## [OPDRACHTEN]
(1) Op welke datum deed het college van Burgemeester en Wethouders volgens de verordening het voorstel?
(2) Neem in de verordening het stuk van "Onder de naam" tot en met "of beperkt recht." opnieuw over en wissel daarin "kalenderjaar" in voor "belastingjaar".

## [PAGINAFRAGMENT]
■ ■ ■ ■ ■ ■ ■
Regeling vervallen per 01-01-2012

Verordening op de heffing en invordering van onroerende-zaakbelasting en 2011

Geldend van 01-01-2011 t/m 31-12-2011

Intitulé

Verordening op de heffing en invordering van onroerende-zaakbelastingen 2011

De RAAD van de gemeente Dordrecht;

 

gezien het voorstel van het college van Burgemeester en Wethouders van 30 november 2010, Nr. SBC/2010/489338;

 

overwegende dat het wenselijk is om een nieuwe, integrale Verordening op de heffing en invordering van de onroerende-zaakbelastingen vast te stellen in verband met wijziging van de tarieven en van de betaaltermijnen;

 

gelet op artikelen 216 en 220 van de Gemeentewet;

 

 

b e s l u i t :

 

 vast te stellen de volgende

Artikel 1 Belastingplicht

  • 1.

    Onder de naam "onroerende-zaakbelastingen" worden ter zake van binnen de gemeente gelegen onroerende zaken twee directe belastingen geheven:

    a.   een gebruikersbelasting van degene die bij het begin van het kalenderjaar een onroerende zaak die niet in hoofdzaak tot woning dient al dan niet krachtens eigendom, bezit, beperkt recht of persoonlijk recht gebruikt, verder te noemen: gebruikersbelasting;

    b.   een eigenarenbelasting van degene die bij het begin van het kalenderjaar van een onroerende zaak het genot heeft krachtens eigendom, bezit of beperkt recht.

  • 2.
■ ■ ■ ■ ■ ■ ■
## [GEGEVENS]
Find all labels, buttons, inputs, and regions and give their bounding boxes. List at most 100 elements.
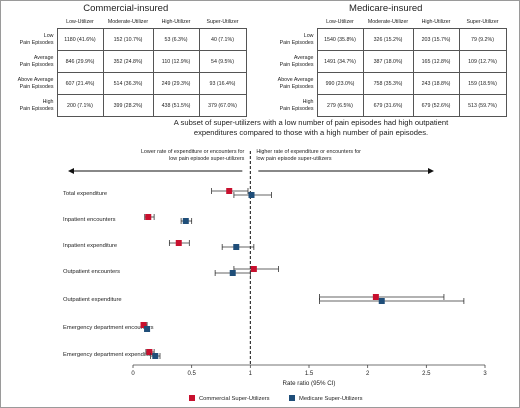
■ ■ ■ ■ ■ ■ ■
## [OPLOSSINGEN]
(1) Op 30 november 2010.

(2)
Onder de naam "onroerende-zaakbelastingen" worden ter zake van binnen de gemeente gelegen onroerende zaken twee directe belastingen geheven:

    a.   een gebruikersbelasting van degene die bij het begin van het belastingjaar een onroerende zaak die niet in hoofdzaak tot woning dient al dan niet krachtens eigendom, bezit, beperkt recht of persoonlijk recht gebruikt, verder te noemen: gebruikersbelasting;

    b.   een eigenarenbelasting van degene die bij het begin van het belastingjaar van een onroerende zaak het genot heeft krachtens eigendom, bezit of beperkt recht.